- [Exercise]:
All lines from the one with "Output a JSON" to the end need to be copied exactly, with nothing before them.

- [Exercise material]:

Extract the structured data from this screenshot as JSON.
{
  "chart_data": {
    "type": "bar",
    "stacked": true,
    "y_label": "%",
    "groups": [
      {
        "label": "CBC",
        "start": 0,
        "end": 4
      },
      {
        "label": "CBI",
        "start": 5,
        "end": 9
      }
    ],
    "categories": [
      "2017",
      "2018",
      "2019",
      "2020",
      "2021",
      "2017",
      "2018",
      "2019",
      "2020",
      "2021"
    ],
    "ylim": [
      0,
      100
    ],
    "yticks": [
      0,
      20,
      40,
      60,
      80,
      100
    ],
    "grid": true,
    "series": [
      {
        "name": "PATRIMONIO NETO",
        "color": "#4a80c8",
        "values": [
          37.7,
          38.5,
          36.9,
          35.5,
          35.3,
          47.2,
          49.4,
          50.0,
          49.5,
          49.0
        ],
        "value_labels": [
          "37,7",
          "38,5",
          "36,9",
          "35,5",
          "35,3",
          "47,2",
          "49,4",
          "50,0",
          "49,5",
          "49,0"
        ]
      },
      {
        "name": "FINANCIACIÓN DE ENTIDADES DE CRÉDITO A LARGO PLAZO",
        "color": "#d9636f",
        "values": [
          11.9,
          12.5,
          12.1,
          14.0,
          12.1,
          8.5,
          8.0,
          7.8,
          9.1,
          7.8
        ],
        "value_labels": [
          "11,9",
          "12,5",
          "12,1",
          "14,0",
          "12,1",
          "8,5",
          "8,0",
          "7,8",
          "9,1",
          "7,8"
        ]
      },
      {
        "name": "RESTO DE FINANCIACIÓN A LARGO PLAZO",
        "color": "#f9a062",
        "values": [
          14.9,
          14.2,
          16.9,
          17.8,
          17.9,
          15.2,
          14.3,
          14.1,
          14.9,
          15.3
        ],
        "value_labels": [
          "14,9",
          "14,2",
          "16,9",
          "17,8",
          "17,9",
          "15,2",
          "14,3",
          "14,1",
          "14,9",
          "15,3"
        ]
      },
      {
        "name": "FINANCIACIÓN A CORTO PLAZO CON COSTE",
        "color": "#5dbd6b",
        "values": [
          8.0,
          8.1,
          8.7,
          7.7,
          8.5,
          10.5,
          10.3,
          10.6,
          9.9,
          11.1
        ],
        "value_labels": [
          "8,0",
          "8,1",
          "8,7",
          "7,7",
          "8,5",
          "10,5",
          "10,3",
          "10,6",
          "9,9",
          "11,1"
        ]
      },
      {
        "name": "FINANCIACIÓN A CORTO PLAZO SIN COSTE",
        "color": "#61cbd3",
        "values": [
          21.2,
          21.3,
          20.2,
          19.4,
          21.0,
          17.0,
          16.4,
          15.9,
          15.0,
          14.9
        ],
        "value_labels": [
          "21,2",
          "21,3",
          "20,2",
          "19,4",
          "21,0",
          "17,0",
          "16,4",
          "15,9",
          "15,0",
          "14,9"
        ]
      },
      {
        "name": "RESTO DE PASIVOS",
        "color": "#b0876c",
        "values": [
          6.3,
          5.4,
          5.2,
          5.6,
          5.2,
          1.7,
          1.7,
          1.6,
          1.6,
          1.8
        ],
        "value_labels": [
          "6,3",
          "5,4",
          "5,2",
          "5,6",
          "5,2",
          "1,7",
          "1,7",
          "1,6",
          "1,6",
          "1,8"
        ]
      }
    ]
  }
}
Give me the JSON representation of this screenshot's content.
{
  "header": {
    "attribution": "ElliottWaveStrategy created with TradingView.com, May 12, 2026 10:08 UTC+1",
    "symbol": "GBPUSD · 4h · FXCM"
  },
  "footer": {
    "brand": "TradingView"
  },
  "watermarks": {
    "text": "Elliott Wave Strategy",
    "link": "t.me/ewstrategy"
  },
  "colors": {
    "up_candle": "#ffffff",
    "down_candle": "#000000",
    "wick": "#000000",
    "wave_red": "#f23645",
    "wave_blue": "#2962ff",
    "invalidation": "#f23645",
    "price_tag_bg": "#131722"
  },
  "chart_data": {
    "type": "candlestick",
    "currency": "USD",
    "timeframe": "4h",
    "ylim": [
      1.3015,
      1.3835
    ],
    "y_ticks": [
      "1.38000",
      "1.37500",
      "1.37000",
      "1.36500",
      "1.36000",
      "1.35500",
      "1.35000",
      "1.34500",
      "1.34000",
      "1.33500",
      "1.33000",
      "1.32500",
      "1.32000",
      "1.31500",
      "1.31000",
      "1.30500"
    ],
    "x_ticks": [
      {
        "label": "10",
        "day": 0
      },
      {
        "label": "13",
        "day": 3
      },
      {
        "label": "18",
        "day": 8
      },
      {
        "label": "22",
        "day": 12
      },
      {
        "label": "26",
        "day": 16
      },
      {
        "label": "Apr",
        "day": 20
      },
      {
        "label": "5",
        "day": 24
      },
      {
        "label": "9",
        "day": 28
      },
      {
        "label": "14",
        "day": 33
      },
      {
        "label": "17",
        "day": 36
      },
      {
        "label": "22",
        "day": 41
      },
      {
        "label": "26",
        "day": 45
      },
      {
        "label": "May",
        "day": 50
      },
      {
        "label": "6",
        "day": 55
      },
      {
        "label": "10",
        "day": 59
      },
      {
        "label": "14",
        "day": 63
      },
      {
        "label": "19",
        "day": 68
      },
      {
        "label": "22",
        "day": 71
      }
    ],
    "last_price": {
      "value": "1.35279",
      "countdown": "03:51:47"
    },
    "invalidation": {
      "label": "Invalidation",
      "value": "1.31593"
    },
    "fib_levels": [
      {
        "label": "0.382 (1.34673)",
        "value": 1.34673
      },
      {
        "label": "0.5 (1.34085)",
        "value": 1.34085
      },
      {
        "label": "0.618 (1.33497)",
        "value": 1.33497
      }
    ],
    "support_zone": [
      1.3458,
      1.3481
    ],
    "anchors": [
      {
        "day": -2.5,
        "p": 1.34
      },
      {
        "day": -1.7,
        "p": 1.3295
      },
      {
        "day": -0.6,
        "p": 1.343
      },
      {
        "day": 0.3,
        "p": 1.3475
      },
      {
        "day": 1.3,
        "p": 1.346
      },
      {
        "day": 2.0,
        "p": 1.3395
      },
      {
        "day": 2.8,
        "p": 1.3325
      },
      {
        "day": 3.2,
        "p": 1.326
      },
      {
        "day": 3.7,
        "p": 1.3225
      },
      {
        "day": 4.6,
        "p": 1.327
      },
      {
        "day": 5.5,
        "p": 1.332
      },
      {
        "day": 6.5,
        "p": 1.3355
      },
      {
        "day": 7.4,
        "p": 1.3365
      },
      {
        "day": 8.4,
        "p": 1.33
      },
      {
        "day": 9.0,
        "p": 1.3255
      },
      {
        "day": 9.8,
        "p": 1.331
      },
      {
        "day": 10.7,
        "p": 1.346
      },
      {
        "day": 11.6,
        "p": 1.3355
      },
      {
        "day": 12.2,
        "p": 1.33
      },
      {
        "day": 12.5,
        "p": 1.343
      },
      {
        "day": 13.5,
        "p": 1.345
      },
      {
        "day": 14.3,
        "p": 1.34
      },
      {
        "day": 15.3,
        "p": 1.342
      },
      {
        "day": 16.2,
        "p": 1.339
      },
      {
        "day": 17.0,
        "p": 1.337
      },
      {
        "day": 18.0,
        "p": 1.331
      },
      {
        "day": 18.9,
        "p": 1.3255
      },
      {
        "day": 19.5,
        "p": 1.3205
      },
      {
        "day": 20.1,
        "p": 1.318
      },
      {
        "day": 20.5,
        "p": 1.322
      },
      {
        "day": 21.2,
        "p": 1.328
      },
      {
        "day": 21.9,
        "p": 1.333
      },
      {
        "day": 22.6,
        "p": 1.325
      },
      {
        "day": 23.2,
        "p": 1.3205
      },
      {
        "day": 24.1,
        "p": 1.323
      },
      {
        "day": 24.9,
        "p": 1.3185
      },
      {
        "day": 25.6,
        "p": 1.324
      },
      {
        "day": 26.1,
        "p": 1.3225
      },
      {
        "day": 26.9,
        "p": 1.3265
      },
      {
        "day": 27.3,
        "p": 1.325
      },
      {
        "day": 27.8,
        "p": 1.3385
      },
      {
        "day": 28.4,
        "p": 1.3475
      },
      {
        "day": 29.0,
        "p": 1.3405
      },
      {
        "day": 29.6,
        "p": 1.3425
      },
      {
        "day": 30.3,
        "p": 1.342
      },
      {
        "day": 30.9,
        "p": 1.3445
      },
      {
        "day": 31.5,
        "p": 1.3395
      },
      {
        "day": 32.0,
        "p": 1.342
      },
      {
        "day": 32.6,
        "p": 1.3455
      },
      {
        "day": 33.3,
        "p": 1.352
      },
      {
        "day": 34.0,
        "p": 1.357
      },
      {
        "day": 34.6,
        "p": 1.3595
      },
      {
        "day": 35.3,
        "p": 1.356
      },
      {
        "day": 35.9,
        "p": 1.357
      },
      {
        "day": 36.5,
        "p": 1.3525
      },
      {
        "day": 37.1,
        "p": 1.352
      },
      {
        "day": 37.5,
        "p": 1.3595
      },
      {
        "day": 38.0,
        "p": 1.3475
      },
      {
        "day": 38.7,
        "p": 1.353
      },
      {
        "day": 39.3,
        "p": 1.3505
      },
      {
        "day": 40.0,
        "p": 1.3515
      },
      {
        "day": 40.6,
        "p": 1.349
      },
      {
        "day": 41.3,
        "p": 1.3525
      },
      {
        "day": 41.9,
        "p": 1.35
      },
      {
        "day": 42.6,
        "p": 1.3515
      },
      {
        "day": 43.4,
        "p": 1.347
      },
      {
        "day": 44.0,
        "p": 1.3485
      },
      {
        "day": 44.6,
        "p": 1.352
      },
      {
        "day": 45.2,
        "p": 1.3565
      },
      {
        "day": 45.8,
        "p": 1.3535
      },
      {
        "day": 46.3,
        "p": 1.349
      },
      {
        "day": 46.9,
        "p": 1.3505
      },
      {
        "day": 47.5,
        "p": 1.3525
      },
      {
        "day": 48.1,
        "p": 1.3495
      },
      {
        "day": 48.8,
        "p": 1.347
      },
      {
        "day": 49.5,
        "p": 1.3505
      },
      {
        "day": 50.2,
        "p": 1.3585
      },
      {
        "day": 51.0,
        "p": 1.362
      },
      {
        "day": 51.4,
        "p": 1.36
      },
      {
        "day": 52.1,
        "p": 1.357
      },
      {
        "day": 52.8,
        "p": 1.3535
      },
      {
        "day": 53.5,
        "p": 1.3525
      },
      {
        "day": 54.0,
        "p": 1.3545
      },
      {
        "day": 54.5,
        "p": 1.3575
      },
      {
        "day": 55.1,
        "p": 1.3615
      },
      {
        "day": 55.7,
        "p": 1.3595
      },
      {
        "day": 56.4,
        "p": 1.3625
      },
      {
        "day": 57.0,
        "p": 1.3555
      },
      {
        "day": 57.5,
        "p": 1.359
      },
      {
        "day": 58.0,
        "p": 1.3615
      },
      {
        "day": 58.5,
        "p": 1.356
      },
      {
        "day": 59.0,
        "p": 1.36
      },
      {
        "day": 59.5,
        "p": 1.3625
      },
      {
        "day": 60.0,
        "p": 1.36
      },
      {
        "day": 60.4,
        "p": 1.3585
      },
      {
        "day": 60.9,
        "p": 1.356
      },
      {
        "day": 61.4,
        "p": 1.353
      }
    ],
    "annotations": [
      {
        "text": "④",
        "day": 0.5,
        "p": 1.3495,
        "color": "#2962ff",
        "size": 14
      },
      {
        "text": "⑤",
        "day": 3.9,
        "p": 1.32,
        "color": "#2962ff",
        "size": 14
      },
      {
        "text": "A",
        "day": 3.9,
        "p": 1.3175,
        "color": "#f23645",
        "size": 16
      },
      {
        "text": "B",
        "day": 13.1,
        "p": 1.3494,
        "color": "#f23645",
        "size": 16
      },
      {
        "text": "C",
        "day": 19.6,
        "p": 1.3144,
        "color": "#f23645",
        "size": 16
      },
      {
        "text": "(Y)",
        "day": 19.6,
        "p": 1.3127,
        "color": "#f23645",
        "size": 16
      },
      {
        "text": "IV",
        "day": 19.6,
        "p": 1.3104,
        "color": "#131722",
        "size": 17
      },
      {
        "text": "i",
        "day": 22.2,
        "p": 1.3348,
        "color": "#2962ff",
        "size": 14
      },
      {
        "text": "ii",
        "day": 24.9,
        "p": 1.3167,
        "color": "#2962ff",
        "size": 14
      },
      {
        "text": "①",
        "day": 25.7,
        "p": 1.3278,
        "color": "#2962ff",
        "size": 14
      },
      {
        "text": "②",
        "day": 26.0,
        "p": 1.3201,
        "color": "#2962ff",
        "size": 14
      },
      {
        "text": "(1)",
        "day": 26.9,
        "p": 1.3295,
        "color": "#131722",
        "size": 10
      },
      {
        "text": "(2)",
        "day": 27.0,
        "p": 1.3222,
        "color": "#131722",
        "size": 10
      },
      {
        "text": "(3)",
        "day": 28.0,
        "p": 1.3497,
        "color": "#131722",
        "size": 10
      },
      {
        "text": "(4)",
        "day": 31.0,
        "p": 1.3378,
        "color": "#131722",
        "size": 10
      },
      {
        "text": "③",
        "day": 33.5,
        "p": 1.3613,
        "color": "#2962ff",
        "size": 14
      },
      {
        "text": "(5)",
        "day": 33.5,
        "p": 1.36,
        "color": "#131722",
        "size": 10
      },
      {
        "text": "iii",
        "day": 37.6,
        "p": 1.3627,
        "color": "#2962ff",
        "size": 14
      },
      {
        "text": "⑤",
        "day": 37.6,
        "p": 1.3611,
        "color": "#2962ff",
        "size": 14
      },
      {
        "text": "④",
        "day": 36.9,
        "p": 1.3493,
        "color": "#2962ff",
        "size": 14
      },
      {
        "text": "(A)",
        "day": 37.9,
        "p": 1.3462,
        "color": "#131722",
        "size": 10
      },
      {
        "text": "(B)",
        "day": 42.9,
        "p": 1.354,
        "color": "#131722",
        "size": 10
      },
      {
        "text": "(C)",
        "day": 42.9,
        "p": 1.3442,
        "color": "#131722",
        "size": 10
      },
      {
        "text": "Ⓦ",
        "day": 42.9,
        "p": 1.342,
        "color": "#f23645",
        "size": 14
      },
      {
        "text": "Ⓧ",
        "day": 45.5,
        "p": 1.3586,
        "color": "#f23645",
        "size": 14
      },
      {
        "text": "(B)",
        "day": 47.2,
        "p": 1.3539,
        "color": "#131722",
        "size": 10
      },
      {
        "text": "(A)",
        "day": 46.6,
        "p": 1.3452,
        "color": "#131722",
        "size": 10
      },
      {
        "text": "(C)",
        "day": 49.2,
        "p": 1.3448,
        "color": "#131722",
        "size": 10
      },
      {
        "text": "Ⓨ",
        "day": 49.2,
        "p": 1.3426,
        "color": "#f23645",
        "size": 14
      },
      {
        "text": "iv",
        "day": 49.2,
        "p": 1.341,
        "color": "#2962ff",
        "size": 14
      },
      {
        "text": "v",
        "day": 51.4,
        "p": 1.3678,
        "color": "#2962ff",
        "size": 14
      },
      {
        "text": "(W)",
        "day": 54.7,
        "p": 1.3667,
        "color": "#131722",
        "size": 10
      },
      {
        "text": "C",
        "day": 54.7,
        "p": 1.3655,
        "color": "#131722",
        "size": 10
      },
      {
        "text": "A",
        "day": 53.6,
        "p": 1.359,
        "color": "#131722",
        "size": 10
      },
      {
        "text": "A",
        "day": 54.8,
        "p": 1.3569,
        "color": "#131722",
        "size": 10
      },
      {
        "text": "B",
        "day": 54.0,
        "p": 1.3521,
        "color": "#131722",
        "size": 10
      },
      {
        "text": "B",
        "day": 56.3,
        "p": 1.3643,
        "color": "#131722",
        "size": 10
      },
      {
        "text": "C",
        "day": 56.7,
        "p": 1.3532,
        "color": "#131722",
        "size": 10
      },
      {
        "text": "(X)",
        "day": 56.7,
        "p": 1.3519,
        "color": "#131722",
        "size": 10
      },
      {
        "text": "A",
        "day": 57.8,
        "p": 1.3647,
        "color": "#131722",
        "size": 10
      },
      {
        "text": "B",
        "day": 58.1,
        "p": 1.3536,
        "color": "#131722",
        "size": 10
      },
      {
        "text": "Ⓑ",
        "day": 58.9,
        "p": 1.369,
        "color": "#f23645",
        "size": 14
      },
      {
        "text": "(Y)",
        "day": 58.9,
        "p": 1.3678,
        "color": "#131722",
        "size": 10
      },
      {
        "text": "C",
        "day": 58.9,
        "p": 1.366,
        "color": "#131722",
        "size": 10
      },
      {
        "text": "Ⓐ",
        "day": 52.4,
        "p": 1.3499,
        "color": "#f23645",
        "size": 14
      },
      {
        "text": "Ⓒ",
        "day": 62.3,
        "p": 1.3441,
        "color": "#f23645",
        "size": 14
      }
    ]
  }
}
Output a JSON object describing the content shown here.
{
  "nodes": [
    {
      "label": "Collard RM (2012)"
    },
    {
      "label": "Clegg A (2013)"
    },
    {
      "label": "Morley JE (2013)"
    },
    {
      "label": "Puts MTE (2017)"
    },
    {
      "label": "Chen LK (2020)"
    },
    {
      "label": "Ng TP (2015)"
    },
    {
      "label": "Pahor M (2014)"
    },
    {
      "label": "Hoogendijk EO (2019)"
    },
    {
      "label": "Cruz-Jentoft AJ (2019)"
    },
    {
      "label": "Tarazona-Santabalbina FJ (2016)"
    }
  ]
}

- [Written reply]:
Output a JSON object describing the content shown here.
{
  "nodes": [
    {
      "label": "Collard RM (2012)"
    },
    {
      "label": "Clegg A (2013)"
    },
    {
      "label": "Morley JE (2013)"
    },
    {
      "label": "Puts MTE (2017)"
    },
    {
      "label": "Chen LK (2020)"
    },
    {
      "label": "Ng TP (2015)"
    },
    {
      "label": "Pahor M (2014)"
    },
    {
      "label": "Hoogendijk EO (2019)"
    },
    {
      "label": "Cruz-Jentoft AJ (2019)"
    },
    {
      "label": "Tarazona-Santabalbina FJ (2016)"
    }
  ]
}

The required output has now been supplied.